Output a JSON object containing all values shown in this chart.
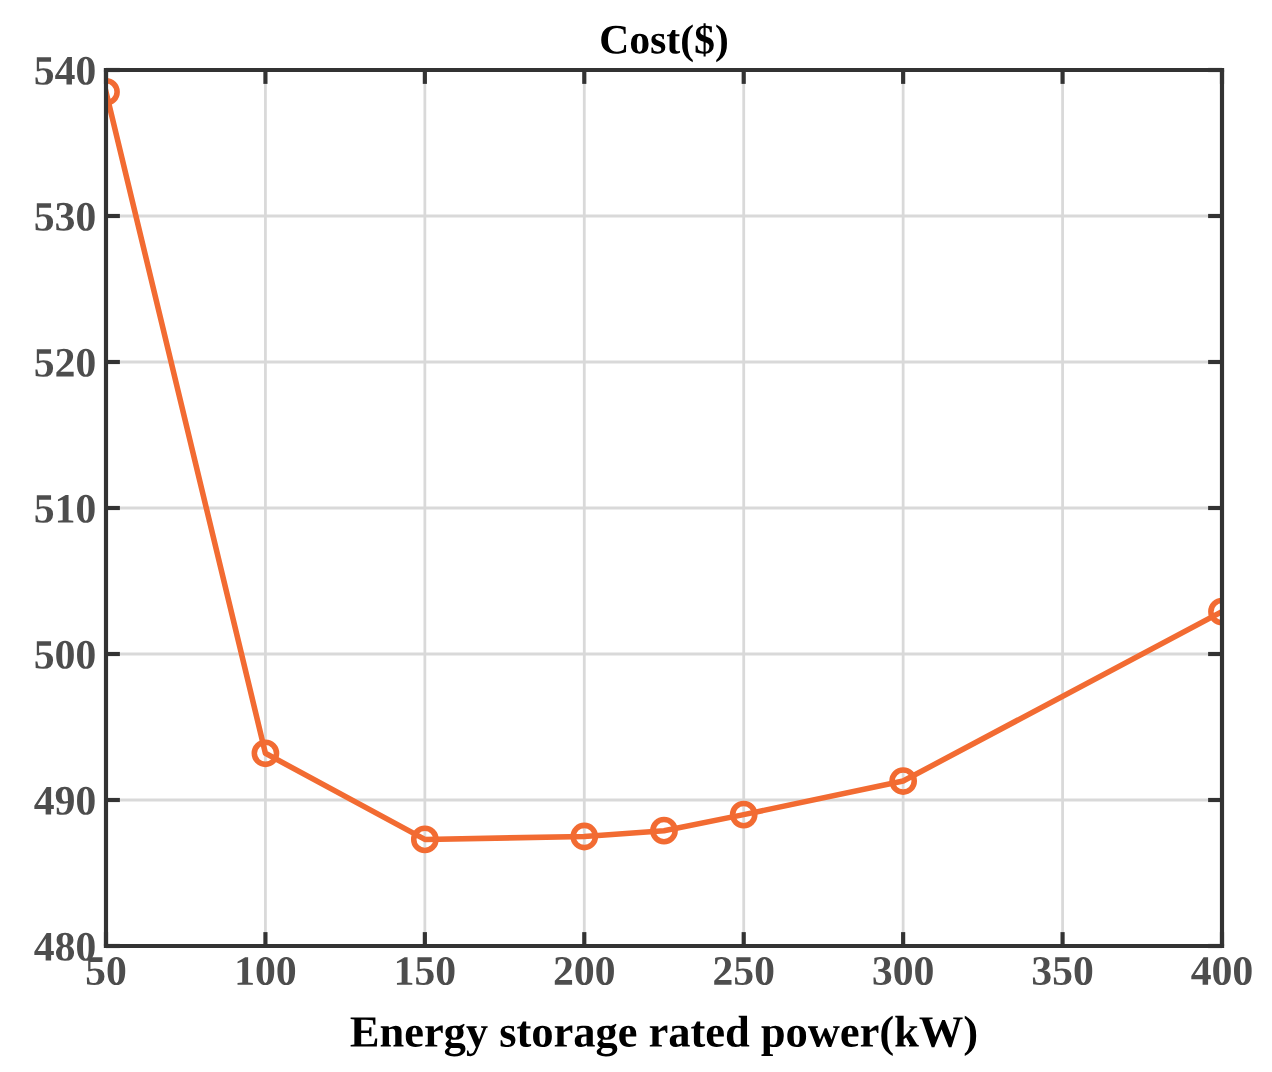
{
  "chart_data": {
    "type": "line",
    "title": "Cost($)",
    "xlabel": "Energy storage rated power(kW)",
    "x": [
      50,
      100,
      150,
      200,
      225,
      250,
      300,
      400
    ],
    "series": [
      {
        "color": "#f26b32",
        "values": [
          538.5,
          493.2,
          487.3,
          487.5,
          487.9,
          489.0,
          491.3,
          502.9
        ]
      }
    ],
    "xlim": [
      50,
      400
    ],
    "xticks": [
      50,
      100,
      150,
      200,
      250,
      300,
      350,
      400
    ],
    "ylim": [
      480,
      540
    ],
    "yticks": [
      480,
      490,
      500,
      510,
      520,
      530,
      540
    ],
    "grid": true,
    "marker": "circle",
    "line_style": "solid",
    "legend": false
  }
}
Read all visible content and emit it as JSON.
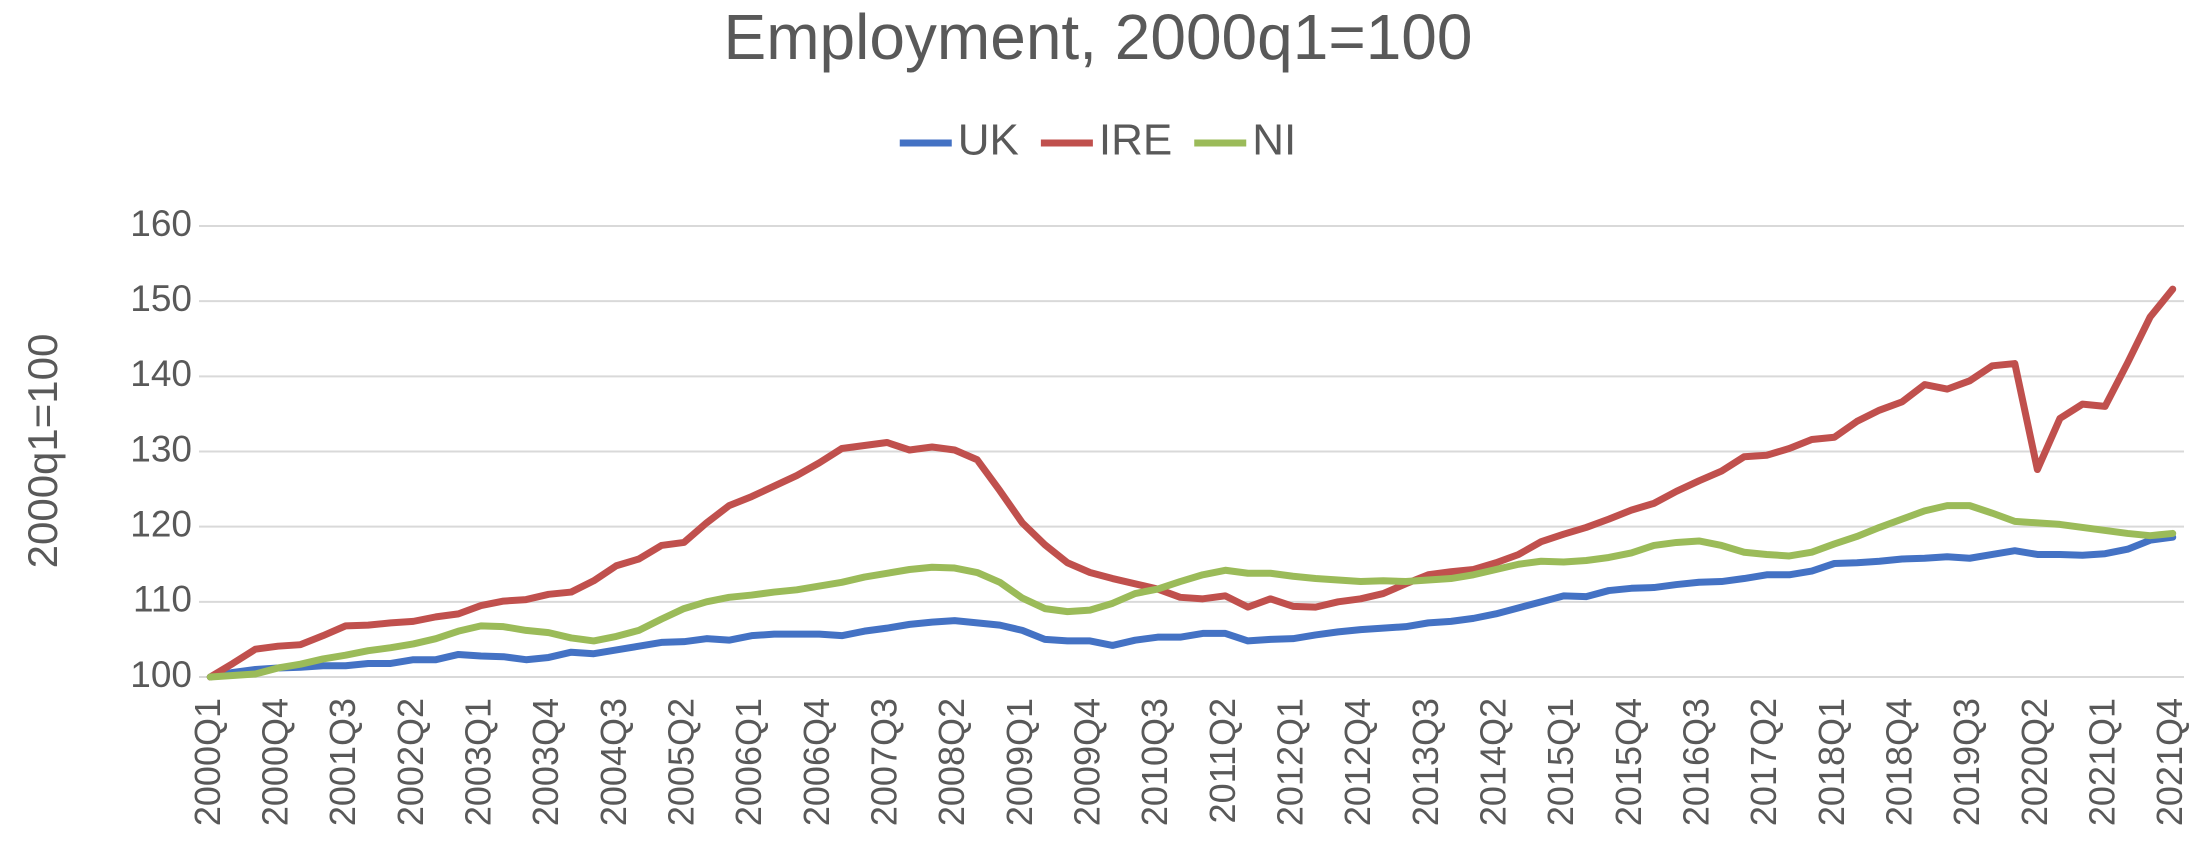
{
  "chart_data": {
    "type": "line",
    "title": "Employment, 2000q1=100",
    "y_label": "2000q1=100",
    "categories": [
      "2000Q1",
      null,
      null,
      "2000Q4",
      null,
      null,
      "2001Q3",
      null,
      null,
      "2002Q2",
      null,
      null,
      "2003Q1",
      null,
      null,
      "2003Q4",
      null,
      null,
      "2004Q3",
      null,
      null,
      "2005Q2",
      null,
      null,
      "2006Q1",
      null,
      null,
      "2006Q4",
      null,
      null,
      "2007Q3",
      null,
      null,
      "2008Q2",
      null,
      null,
      "2009Q1",
      null,
      null,
      "2009Q4",
      null,
      null,
      "2010Q3",
      null,
      null,
      "2011Q2",
      null,
      null,
      "2012Q1",
      null,
      null,
      "2012Q4",
      null,
      null,
      "2013Q3",
      null,
      null,
      "2014Q2",
      null,
      null,
      "2015Q1",
      null,
      null,
      "2015Q4",
      null,
      null,
      "2016Q3",
      null,
      null,
      "2017Q2",
      null,
      null,
      "2018Q1",
      null,
      null,
      "2018Q4",
      null,
      null,
      "2019Q3",
      null,
      null,
      "2020Q2",
      null,
      null,
      "2021Q1",
      null,
      null,
      "2021Q4"
    ],
    "series": [
      {
        "name": "UK",
        "color": "#4472c4",
        "values": [
          100,
          100.6,
          101.0,
          101.2,
          101.3,
          101.5,
          101.5,
          101.8,
          101.8,
          102.3,
          102.3,
          103.0,
          102.8,
          102.7,
          102.3,
          102.6,
          103.3,
          103.1,
          103.6,
          104.1,
          104.6,
          104.7,
          105.1,
          104.9,
          105.5,
          105.7,
          105.7,
          105.7,
          105.5,
          106.1,
          106.5,
          107.0,
          107.3,
          107.5,
          107.2,
          106.9,
          106.2,
          105.0,
          104.8,
          104.8,
          104.2,
          104.9,
          105.3,
          105.3,
          105.8,
          105.8,
          104.8,
          105.0,
          105.1,
          105.6,
          106.0,
          106.3,
          106.5,
          106.7,
          107.2,
          107.4,
          107.8,
          108.4,
          109.2,
          110.0,
          110.8,
          110.7,
          111.5,
          111.8,
          111.9,
          112.3,
          112.6,
          112.7,
          113.1,
          113.6,
          113.6,
          114.1,
          115.1,
          115.2,
          115.4,
          115.7,
          115.8,
          116.0,
          115.8,
          116.3,
          116.8,
          116.3,
          116.3,
          116.2,
          116.4,
          117.0,
          118.2,
          118.6
        ]
      },
      {
        "name": "IRE",
        "color": "#c0504d",
        "values": [
          100,
          101.8,
          103.7,
          104.1,
          104.3,
          105.5,
          106.8,
          106.9,
          107.2,
          107.4,
          108.0,
          108.4,
          109.5,
          110.1,
          110.3,
          111.0,
          111.3,
          112.8,
          114.8,
          115.7,
          117.5,
          117.9,
          120.5,
          122.8,
          124.0,
          125.4,
          126.8,
          128.5,
          130.4,
          130.8,
          131.2,
          130.2,
          130.6,
          130.2,
          128.9,
          124.8,
          120.5,
          117.6,
          115.2,
          113.9,
          113.1,
          112.4,
          111.7,
          110.6,
          110.4,
          110.8,
          109.3,
          110.4,
          109.4,
          109.3,
          110.0,
          110.4,
          111.1,
          112.4,
          113.6,
          114.0,
          114.3,
          115.2,
          116.3,
          118.0,
          119.0,
          119.9,
          121.0,
          122.2,
          123.1,
          124.7,
          126.1,
          127.4,
          129.3,
          129.5,
          130.4,
          131.6,
          131.9,
          134.0,
          135.5,
          136.6,
          138.9,
          138.3,
          139.4,
          141.4,
          141.7,
          127.6,
          134.4,
          136.3,
          136.0,
          141.8,
          147.9,
          151.6
        ]
      },
      {
        "name": "NI",
        "color": "#9bbb59",
        "values": [
          100,
          100.2,
          100.4,
          101.2,
          101.7,
          102.4,
          102.9,
          103.5,
          103.9,
          104.4,
          105.1,
          106.1,
          106.8,
          106.7,
          106.2,
          105.9,
          105.2,
          104.8,
          105.4,
          106.2,
          107.7,
          109.1,
          110.0,
          110.6,
          110.9,
          111.3,
          111.6,
          112.1,
          112.6,
          113.3,
          113.8,
          114.3,
          114.6,
          114.5,
          113.9,
          112.6,
          110.5,
          109.1,
          108.7,
          108.9,
          109.8,
          111.1,
          111.7,
          112.7,
          113.6,
          114.2,
          113.8,
          113.8,
          113.4,
          113.1,
          112.9,
          112.7,
          112.8,
          112.7,
          112.9,
          113.1,
          113.6,
          114.3,
          115.0,
          115.4,
          115.3,
          115.5,
          115.9,
          116.5,
          117.5,
          117.9,
          118.1,
          117.5,
          116.6,
          116.3,
          116.1,
          116.6,
          117.7,
          118.7,
          119.9,
          121.0,
          122.1,
          122.8,
          122.8,
          121.8,
          120.7,
          120.5,
          120.3,
          119.9,
          119.5,
          119.1,
          118.8,
          119.1
        ]
      }
    ],
    "ylim": [
      100,
      160
    ],
    "yticks": [
      100,
      110,
      120,
      130,
      140,
      150,
      160
    ],
    "grid": true,
    "legend": "top"
  }
}
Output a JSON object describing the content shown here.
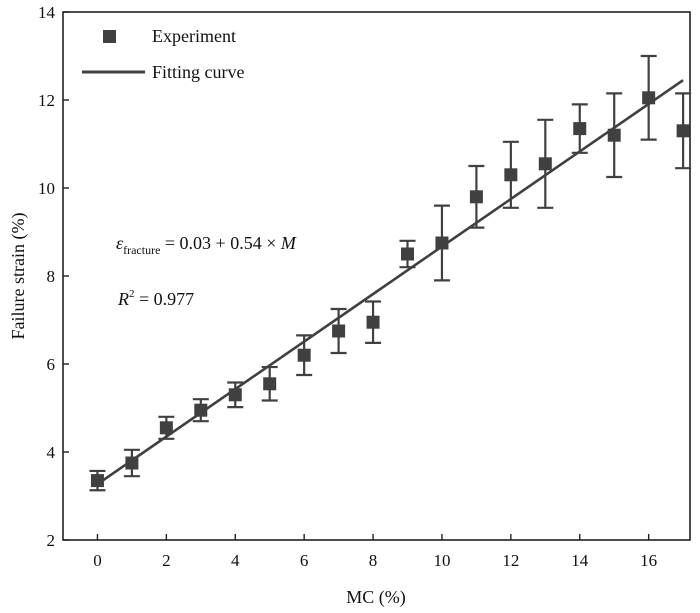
{
  "chart_data": {
    "type": "scatter",
    "xlabel": "MC (%)",
    "ylabel": "Failure strain (%)",
    "xlim": [
      -1,
      17.2
    ],
    "ylim": [
      2,
      14
    ],
    "xticks": [
      0,
      2,
      4,
      6,
      8,
      10,
      12,
      14,
      16
    ],
    "yticks": [
      2,
      4,
      6,
      8,
      10,
      12,
      14
    ],
    "grid": false,
    "legend_position": "top-left",
    "series": [
      {
        "name": "Experiment",
        "marker": "square",
        "color": "#404040",
        "points": [
          {
            "x": 0,
            "y": 3.35,
            "err": 0.22
          },
          {
            "x": 1,
            "y": 3.75,
            "err": 0.3
          },
          {
            "x": 2,
            "y": 4.55,
            "err": 0.25
          },
          {
            "x": 3,
            "y": 4.95,
            "err": 0.25
          },
          {
            "x": 4,
            "y": 5.3,
            "err": 0.28
          },
          {
            "x": 5,
            "y": 5.55,
            "err": 0.38
          },
          {
            "x": 6,
            "y": 6.2,
            "err": 0.45
          },
          {
            "x": 7,
            "y": 6.75,
            "err": 0.5
          },
          {
            "x": 8,
            "y": 6.95,
            "err": 0.47
          },
          {
            "x": 9,
            "y": 8.5,
            "err": 0.3
          },
          {
            "x": 10,
            "y": 8.75,
            "err": 0.85
          },
          {
            "x": 11,
            "y": 9.8,
            "err": 0.7
          },
          {
            "x": 12,
            "y": 10.3,
            "err": 0.75
          },
          {
            "x": 13,
            "y": 10.55,
            "err": 1.0
          },
          {
            "x": 14,
            "y": 11.35,
            "err": 0.55
          },
          {
            "x": 15,
            "y": 11.2,
            "err": 0.95
          },
          {
            "x": 16,
            "y": 12.05,
            "err": 0.95
          },
          {
            "x": 17,
            "y": 11.3,
            "err": 0.85
          }
        ]
      },
      {
        "name": "Fitting curve",
        "type": "line",
        "color": "#404040",
        "x": [
          0,
          17
        ],
        "y": [
          3.27,
          12.45
        ]
      }
    ],
    "annotations": [
      {
        "parts": [
          "ε",
          "fracture",
          " = 0.03 + 0.54 × ",
          "M"
        ]
      },
      {
        "parts": [
          "R",
          "2",
          " = 0.977"
        ]
      }
    ]
  }
}
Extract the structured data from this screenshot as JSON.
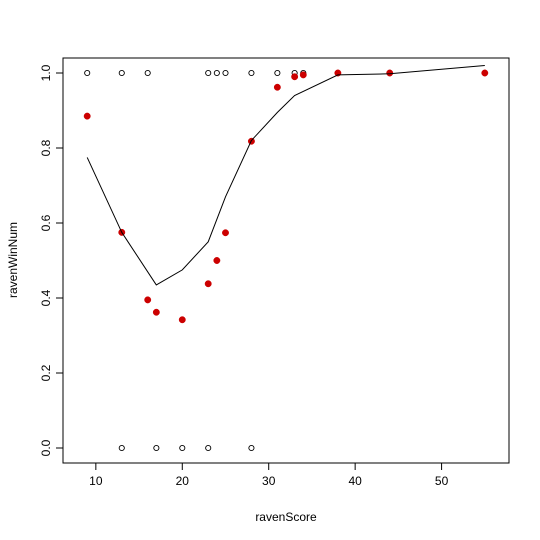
{
  "chart_data": {
    "type": "scatter",
    "xlabel": "ravenScore",
    "ylabel": "ravenWinNum",
    "xlim": [
      6.2,
      57.8
    ],
    "ylim": [
      -0.04,
      1.04
    ],
    "x_ticks": [
      10,
      20,
      30,
      40,
      50
    ],
    "x_tick_labels": [
      "10",
      "20",
      "30",
      "40",
      "50"
    ],
    "y_ticks": [
      0.0,
      0.2,
      0.4,
      0.6,
      0.8,
      1.0
    ],
    "y_tick_labels": [
      "0.0",
      "0.2",
      "0.4",
      "0.6",
      "0.8",
      "1.0"
    ],
    "grid": false,
    "legend": "none",
    "series": [
      {
        "style": "open-circle",
        "color": "#000000",
        "points": [
          [
            9,
            1.0
          ],
          [
            13,
            1.0
          ],
          [
            16,
            1.0
          ],
          [
            23,
            1.0
          ],
          [
            24,
            1.0
          ],
          [
            25,
            1.0
          ],
          [
            28,
            1.0
          ],
          [
            31,
            1.0
          ],
          [
            33,
            1.0
          ],
          [
            34,
            1.0
          ],
          [
            13,
            0.0
          ],
          [
            17,
            0.0
          ],
          [
            20,
            0.0
          ],
          [
            23,
            0.0
          ],
          [
            28,
            0.0
          ]
        ]
      },
      {
        "style": "filled-circle",
        "color": "#cc0000",
        "points": [
          [
            9,
            0.885
          ],
          [
            13,
            0.575
          ],
          [
            16,
            0.395
          ],
          [
            17,
            0.362
          ],
          [
            20,
            0.342
          ],
          [
            23,
            0.438
          ],
          [
            24,
            0.5
          ],
          [
            25,
            0.574
          ],
          [
            28,
            0.818
          ],
          [
            31,
            0.962
          ],
          [
            33,
            0.99
          ],
          [
            34,
            0.995
          ],
          [
            38,
            1.0
          ],
          [
            44,
            1.0
          ],
          [
            55,
            1.0
          ]
        ]
      },
      {
        "style": "line",
        "color": "#000000",
        "points": [
          [
            9,
            0.775
          ],
          [
            13,
            0.575
          ],
          [
            17,
            0.435
          ],
          [
            20,
            0.475
          ],
          [
            23,
            0.55
          ],
          [
            25,
            0.67
          ],
          [
            28,
            0.82
          ],
          [
            31,
            0.895
          ],
          [
            33,
            0.94
          ],
          [
            38,
            0.995
          ],
          [
            44,
            0.998
          ],
          [
            55,
            1.02
          ]
        ]
      }
    ]
  }
}
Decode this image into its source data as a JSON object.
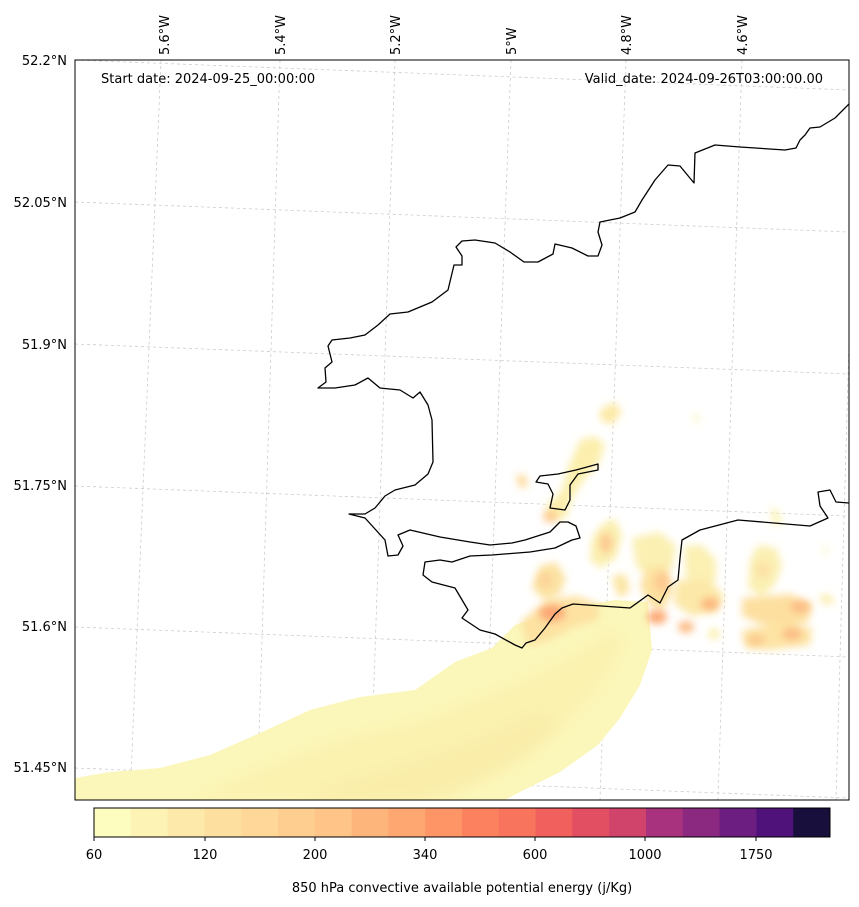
{
  "map": {
    "start_date": "Start date: 2024-09-25_00:00:00",
    "valid_date": "Valid_date: 2024-09-26T03:00:00.00",
    "lon_labels": [
      "5.6°W",
      "5.4°W",
      "5.2°W",
      "5°W",
      "4.8°W",
      "4.6°W"
    ],
    "lat_labels": [
      "52.2°N",
      "52.05°N",
      "51.9°N",
      "51.75°N",
      "51.6°N",
      "51.45°N"
    ],
    "coastline_color": "#000000",
    "gridline_color": "#cccccc"
  },
  "colorbar": {
    "title": "850 hPa convective available potential energy (j/Kg)",
    "tick_labels": [
      "60",
      "120",
      "200",
      "340",
      "600",
      "1000",
      "1750"
    ],
    "colors": [
      "#fcfdbf",
      "#fcf3b4",
      "#fde9a9",
      "#fde0a0",
      "#fed799",
      "#fece91",
      "#fec488",
      "#feb57c",
      "#fea771",
      "#fd9567",
      "#fc825f",
      "#f8745c",
      "#f1605d",
      "#e24e62",
      "#d0436a",
      "#a8327d",
      "#8b2981",
      "#6c1f81",
      "#4f127b",
      "#180f3d"
    ]
  }
}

**GOAL:**
Give the count of lines that hold the word "this", with nothing added.

**SOLUTION:**
3